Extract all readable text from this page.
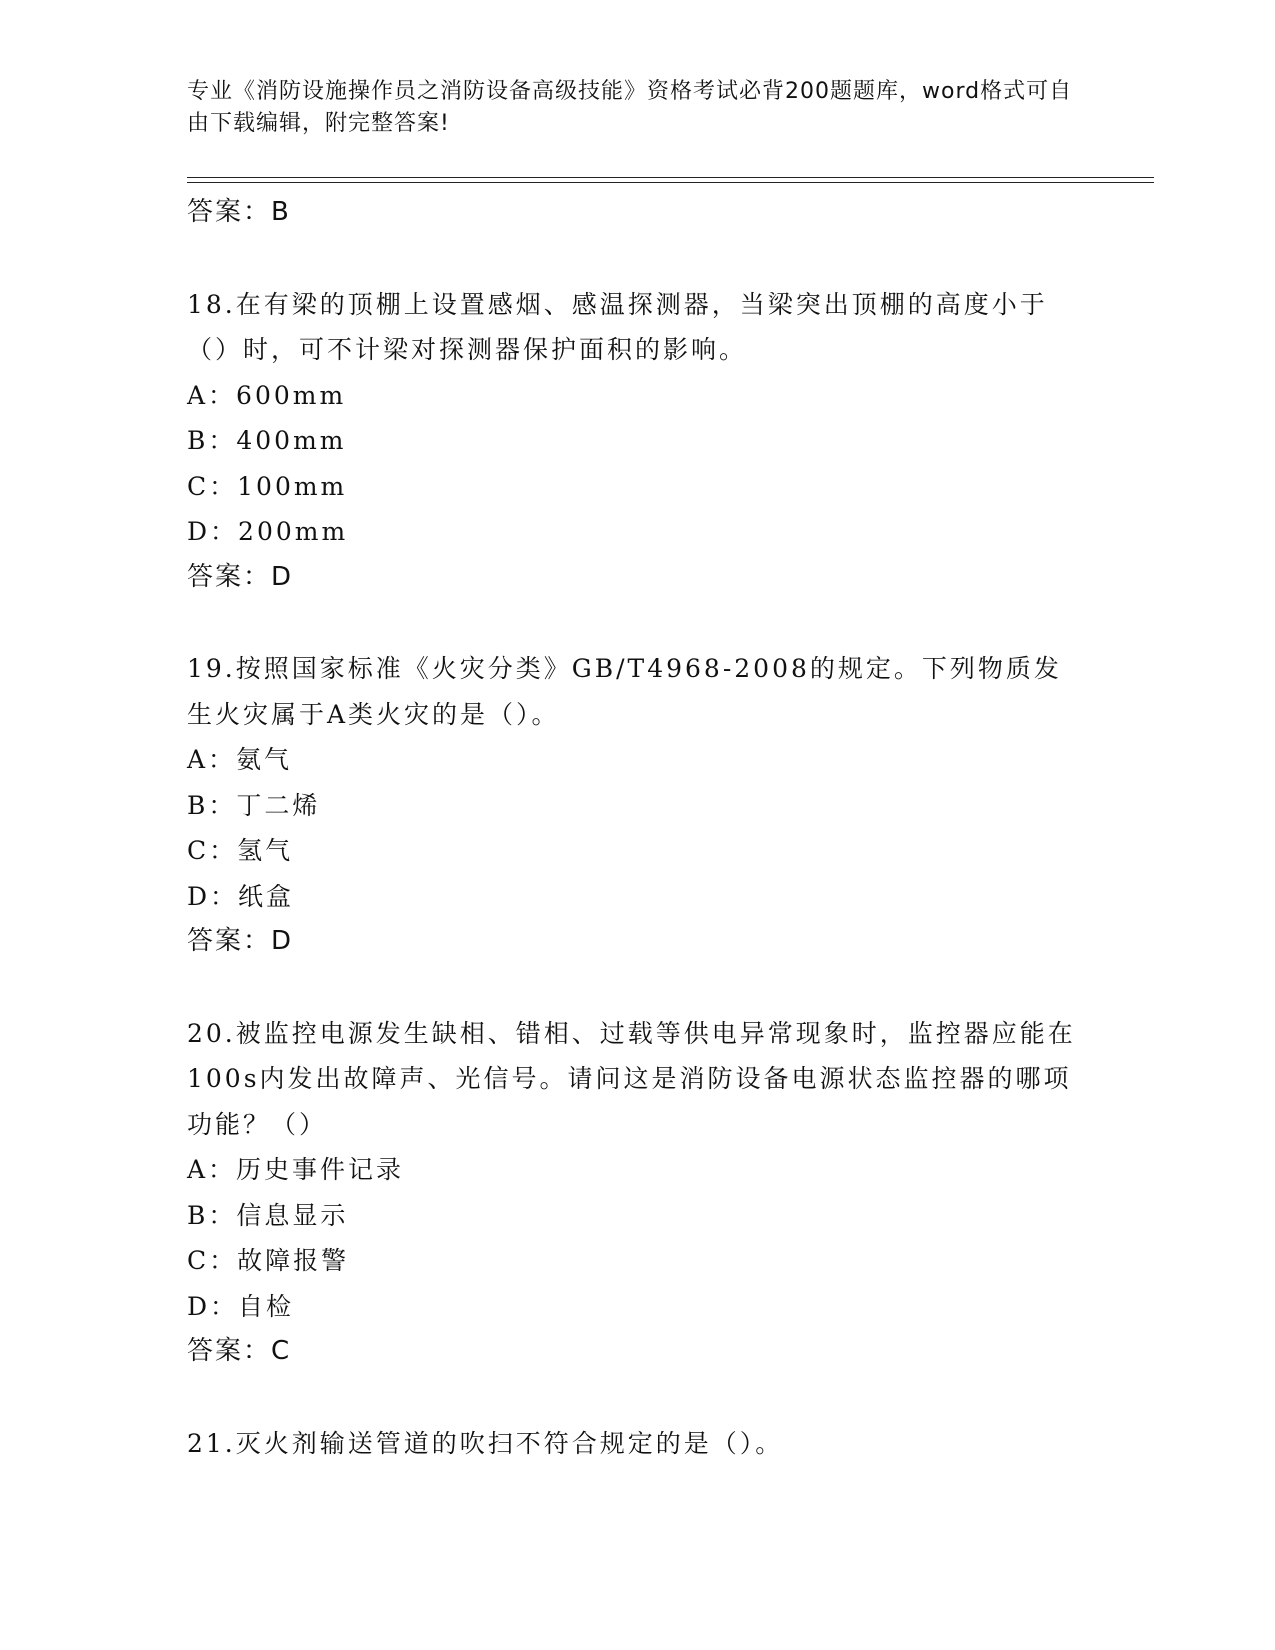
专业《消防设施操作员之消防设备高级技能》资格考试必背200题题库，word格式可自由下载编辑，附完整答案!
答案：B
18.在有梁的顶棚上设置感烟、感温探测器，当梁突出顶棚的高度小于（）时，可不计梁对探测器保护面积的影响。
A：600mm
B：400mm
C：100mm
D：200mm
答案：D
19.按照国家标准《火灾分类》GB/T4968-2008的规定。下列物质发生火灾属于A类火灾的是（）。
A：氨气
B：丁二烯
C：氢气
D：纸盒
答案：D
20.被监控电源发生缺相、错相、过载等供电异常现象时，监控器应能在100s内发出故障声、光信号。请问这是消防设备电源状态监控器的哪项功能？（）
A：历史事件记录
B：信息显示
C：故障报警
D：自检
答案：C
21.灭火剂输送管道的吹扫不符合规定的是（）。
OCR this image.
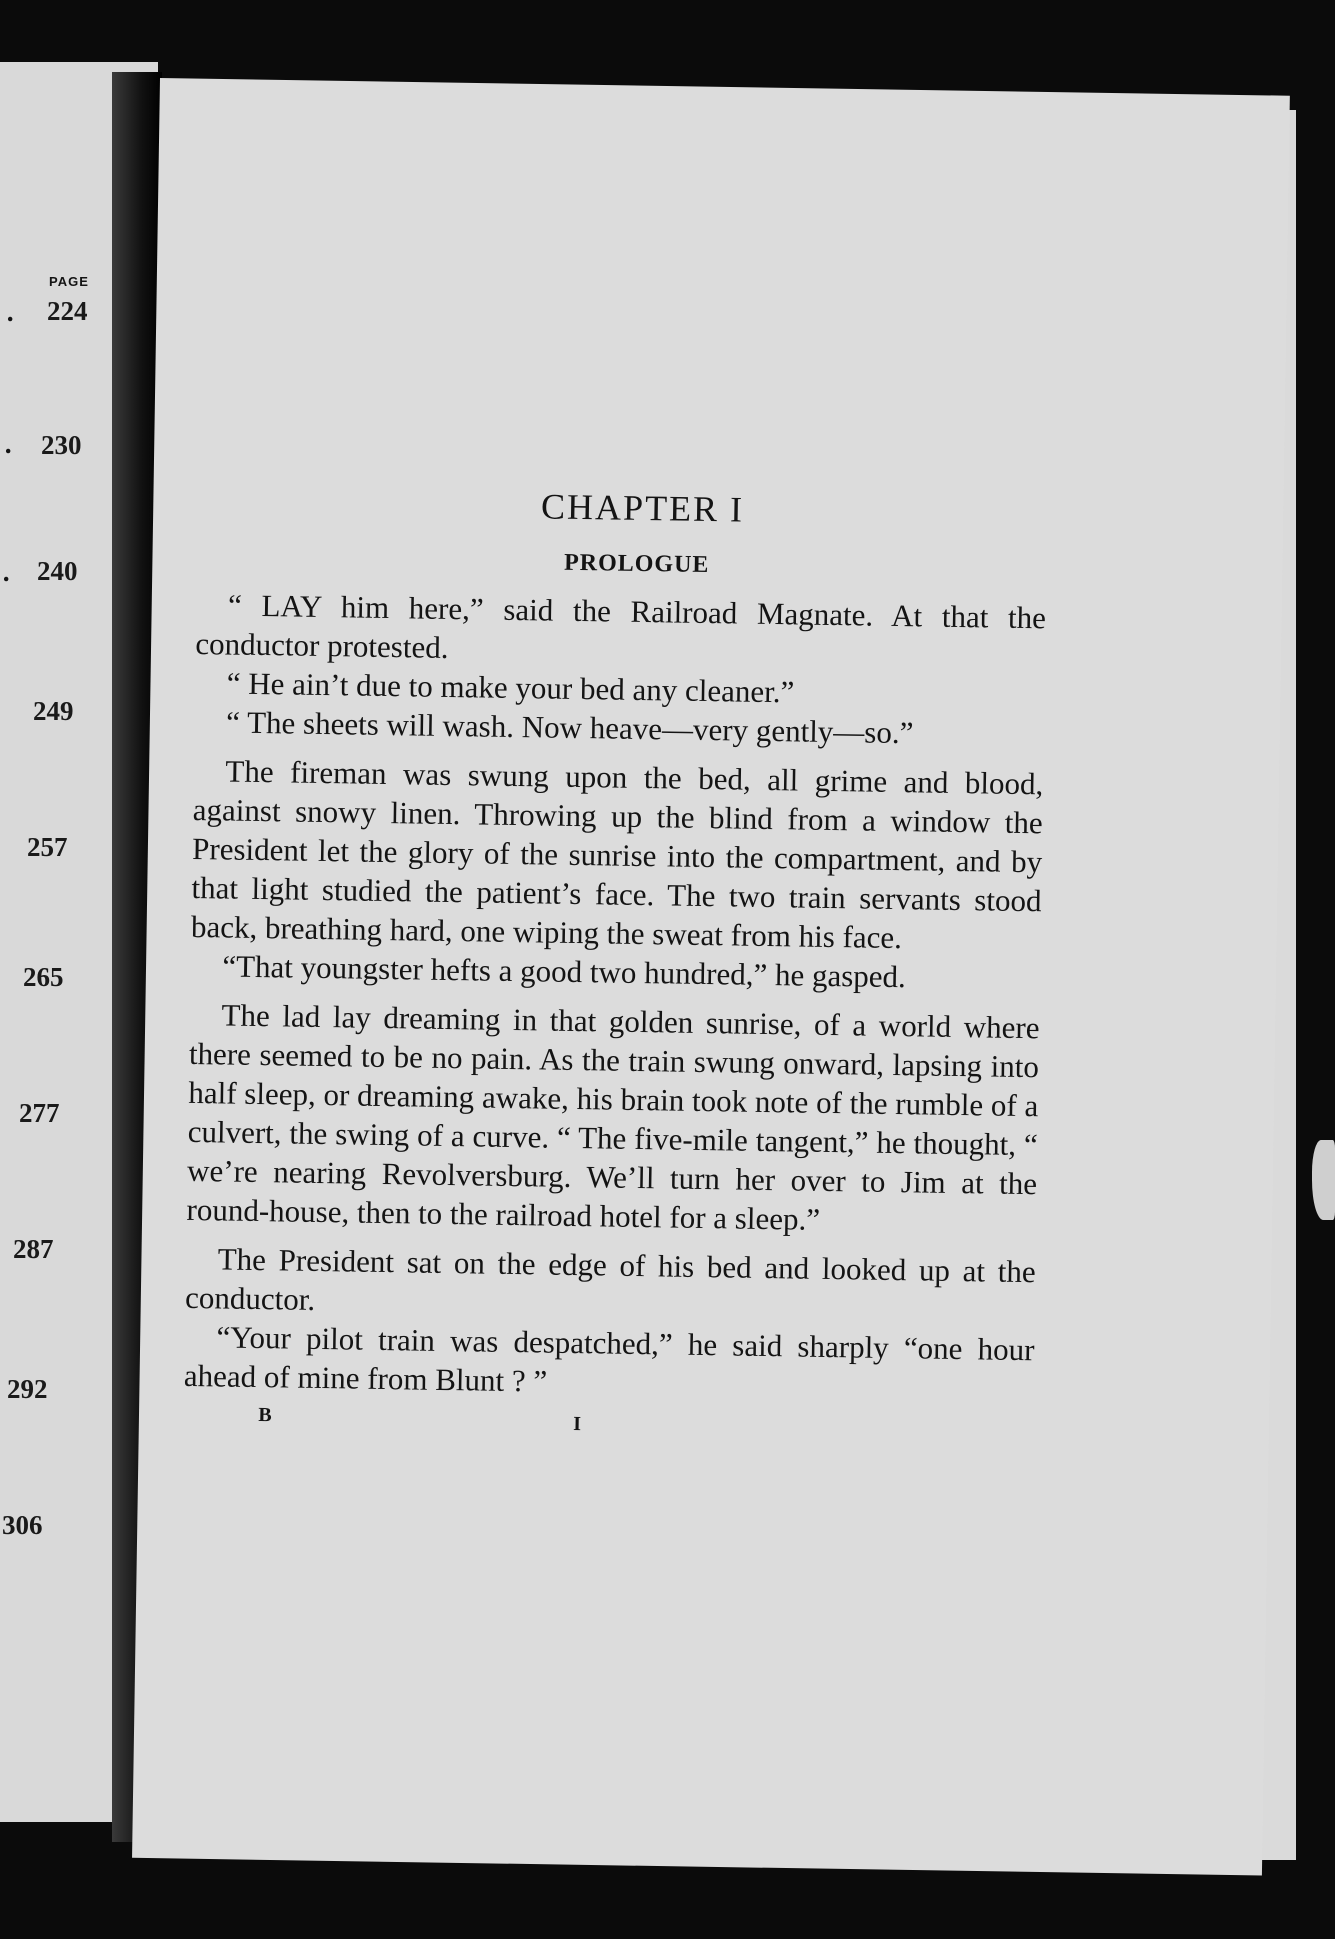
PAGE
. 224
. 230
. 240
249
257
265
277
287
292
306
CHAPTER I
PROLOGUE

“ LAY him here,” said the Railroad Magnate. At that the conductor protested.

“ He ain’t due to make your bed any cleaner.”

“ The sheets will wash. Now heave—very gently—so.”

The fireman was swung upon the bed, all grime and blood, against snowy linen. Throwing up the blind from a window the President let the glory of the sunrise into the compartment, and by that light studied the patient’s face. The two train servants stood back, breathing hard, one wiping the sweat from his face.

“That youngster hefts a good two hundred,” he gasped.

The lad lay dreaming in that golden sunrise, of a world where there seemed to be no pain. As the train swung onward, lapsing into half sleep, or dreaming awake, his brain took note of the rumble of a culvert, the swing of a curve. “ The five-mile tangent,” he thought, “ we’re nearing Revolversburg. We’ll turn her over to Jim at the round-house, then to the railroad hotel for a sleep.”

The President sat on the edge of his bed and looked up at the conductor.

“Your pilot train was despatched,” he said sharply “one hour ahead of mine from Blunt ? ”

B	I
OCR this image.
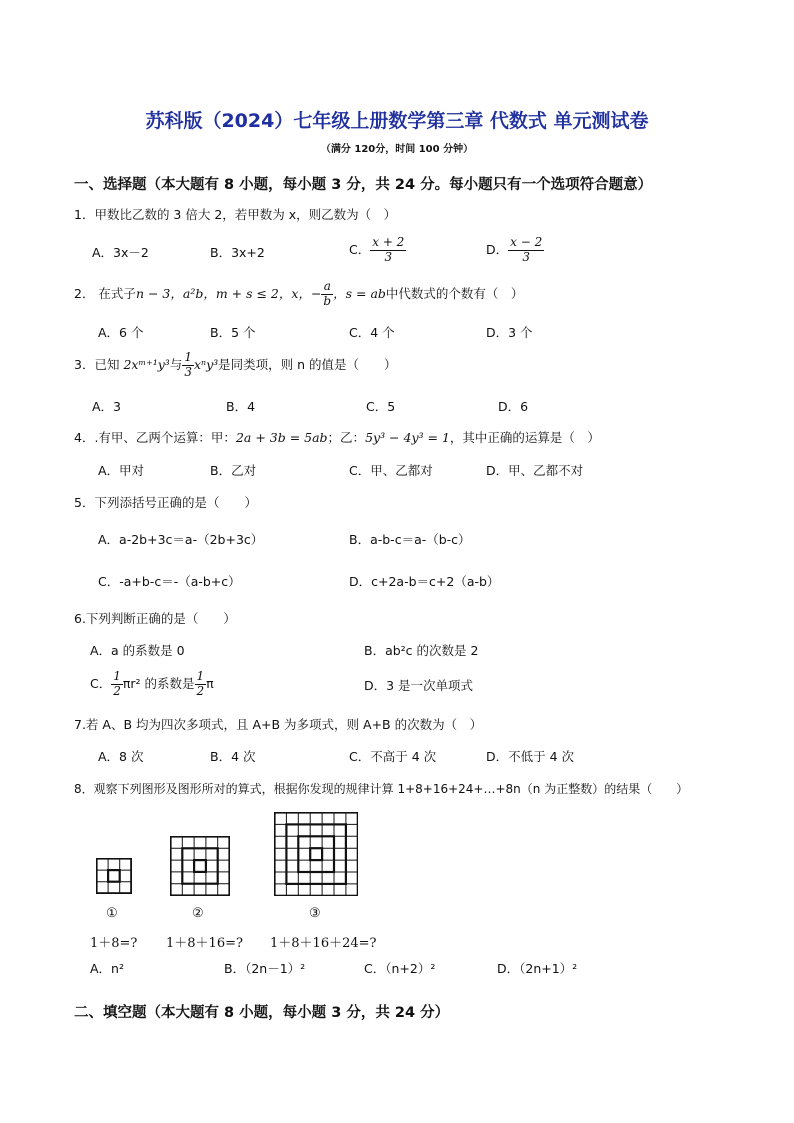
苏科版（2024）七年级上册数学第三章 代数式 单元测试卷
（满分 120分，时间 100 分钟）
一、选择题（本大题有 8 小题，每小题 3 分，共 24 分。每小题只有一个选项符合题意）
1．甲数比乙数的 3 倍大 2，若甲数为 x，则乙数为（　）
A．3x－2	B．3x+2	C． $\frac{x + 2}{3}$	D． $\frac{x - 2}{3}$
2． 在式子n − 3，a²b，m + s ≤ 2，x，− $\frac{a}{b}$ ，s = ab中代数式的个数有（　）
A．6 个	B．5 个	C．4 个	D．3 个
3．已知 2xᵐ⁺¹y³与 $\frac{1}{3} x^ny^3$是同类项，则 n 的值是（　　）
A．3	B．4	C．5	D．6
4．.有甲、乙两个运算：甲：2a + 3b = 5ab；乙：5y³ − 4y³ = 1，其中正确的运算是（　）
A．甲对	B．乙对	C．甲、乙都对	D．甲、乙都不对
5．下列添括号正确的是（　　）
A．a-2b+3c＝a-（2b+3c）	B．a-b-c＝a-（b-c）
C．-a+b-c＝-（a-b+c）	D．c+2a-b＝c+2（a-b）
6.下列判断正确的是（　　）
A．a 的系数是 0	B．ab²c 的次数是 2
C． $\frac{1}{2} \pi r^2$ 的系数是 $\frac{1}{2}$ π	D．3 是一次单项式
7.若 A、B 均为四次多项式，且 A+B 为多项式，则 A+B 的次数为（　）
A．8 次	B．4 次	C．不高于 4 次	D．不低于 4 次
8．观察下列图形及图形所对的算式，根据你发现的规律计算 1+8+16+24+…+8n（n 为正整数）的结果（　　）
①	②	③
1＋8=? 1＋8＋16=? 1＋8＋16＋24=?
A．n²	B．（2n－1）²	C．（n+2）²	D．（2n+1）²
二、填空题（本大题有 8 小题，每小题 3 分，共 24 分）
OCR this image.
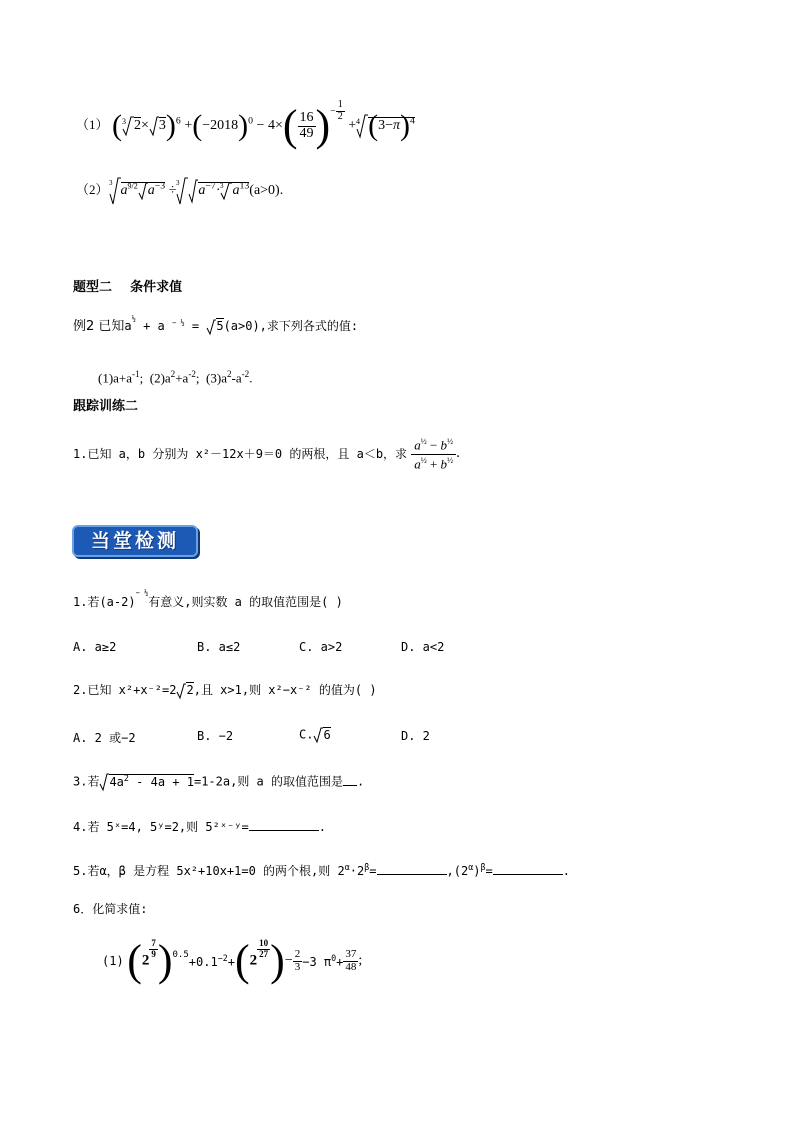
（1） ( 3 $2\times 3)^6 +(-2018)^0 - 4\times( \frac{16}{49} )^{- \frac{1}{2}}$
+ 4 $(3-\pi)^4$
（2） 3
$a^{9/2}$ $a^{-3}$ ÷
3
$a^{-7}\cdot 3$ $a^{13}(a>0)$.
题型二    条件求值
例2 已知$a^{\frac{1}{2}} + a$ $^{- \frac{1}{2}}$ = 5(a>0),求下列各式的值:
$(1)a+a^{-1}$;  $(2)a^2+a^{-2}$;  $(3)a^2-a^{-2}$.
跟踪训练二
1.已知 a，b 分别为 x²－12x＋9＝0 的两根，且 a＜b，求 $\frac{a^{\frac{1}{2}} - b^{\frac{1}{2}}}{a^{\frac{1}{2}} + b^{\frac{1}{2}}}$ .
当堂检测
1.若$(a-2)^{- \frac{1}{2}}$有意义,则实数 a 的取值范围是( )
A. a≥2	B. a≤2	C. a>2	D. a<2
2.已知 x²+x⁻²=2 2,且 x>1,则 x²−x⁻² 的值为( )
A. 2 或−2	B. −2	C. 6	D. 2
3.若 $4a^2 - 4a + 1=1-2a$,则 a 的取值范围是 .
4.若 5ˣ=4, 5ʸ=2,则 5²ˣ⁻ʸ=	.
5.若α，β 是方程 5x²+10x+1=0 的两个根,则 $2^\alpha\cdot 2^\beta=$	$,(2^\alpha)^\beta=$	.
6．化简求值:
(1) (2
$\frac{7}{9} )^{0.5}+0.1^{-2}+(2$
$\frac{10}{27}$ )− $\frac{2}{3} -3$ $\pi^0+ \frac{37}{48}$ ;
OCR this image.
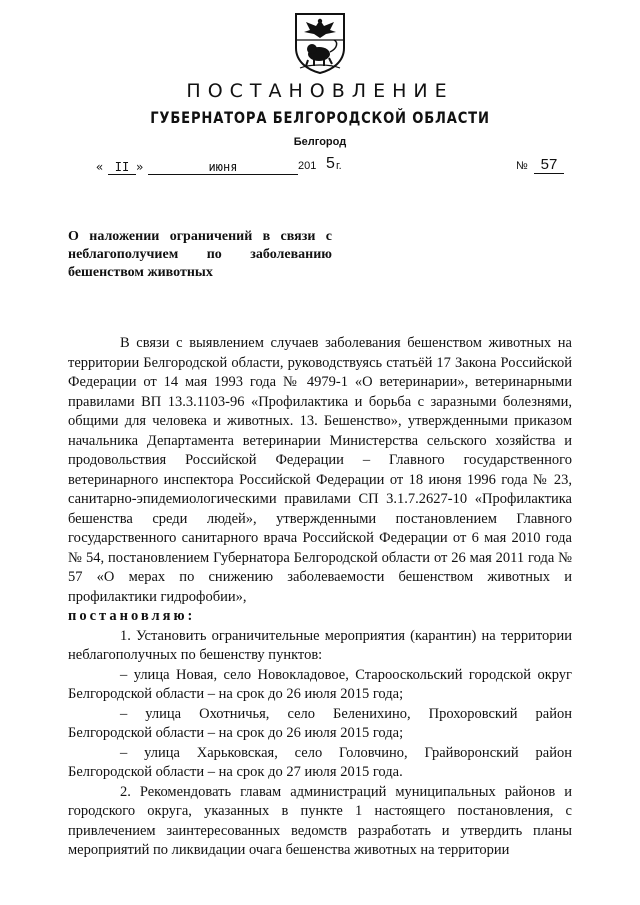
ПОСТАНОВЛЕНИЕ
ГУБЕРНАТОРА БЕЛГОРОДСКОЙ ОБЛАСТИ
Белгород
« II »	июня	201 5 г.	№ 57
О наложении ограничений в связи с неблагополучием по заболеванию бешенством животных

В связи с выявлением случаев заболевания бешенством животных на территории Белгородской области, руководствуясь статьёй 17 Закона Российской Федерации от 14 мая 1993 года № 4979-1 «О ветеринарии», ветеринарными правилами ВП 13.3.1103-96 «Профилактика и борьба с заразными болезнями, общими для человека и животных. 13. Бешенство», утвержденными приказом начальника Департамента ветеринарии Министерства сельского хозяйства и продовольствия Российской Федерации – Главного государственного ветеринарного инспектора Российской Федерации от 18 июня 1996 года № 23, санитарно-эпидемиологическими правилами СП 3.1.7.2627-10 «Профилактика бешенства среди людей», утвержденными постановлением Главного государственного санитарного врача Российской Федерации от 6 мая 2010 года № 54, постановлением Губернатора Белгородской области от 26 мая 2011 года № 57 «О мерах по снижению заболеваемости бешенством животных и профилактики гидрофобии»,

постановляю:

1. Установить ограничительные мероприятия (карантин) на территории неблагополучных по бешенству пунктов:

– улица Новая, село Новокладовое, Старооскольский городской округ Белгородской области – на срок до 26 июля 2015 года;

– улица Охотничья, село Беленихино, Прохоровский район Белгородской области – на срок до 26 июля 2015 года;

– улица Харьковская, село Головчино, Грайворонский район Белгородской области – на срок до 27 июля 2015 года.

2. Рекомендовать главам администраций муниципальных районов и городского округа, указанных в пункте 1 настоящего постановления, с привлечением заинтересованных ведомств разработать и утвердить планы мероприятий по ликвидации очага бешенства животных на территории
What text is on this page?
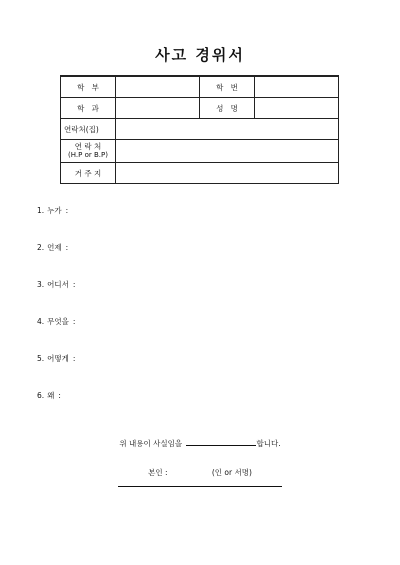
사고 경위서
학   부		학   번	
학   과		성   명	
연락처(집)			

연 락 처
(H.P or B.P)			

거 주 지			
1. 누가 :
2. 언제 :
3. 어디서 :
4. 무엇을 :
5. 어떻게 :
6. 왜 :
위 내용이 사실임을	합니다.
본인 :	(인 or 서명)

• **Request**:
From the entries above, pull out each line that includes "sunrise".

• **Result**:
The fireman was swung upon the bed, all grime and blood, against snowy linen. Throwing up the blind from a window the President let the glory of the sunrise into the compartment, and by that light studied the patient’s face. The two train servants stood back, breathing hard, one wiping the sweat from his face.
The lad lay dreaming in that golden sunrise, of a world where there seemed to be no pain. As the train swung onward, lapsing into half sleep, or dreaming awake, his brain took note of the rumble of a culvert, the swing of a curve. “ The five-mile tangent,” he thought, “ we’re nearing Revolversburg. We’ll turn her over to Jim at the round-house, then to the railroad hotel for a sleep.”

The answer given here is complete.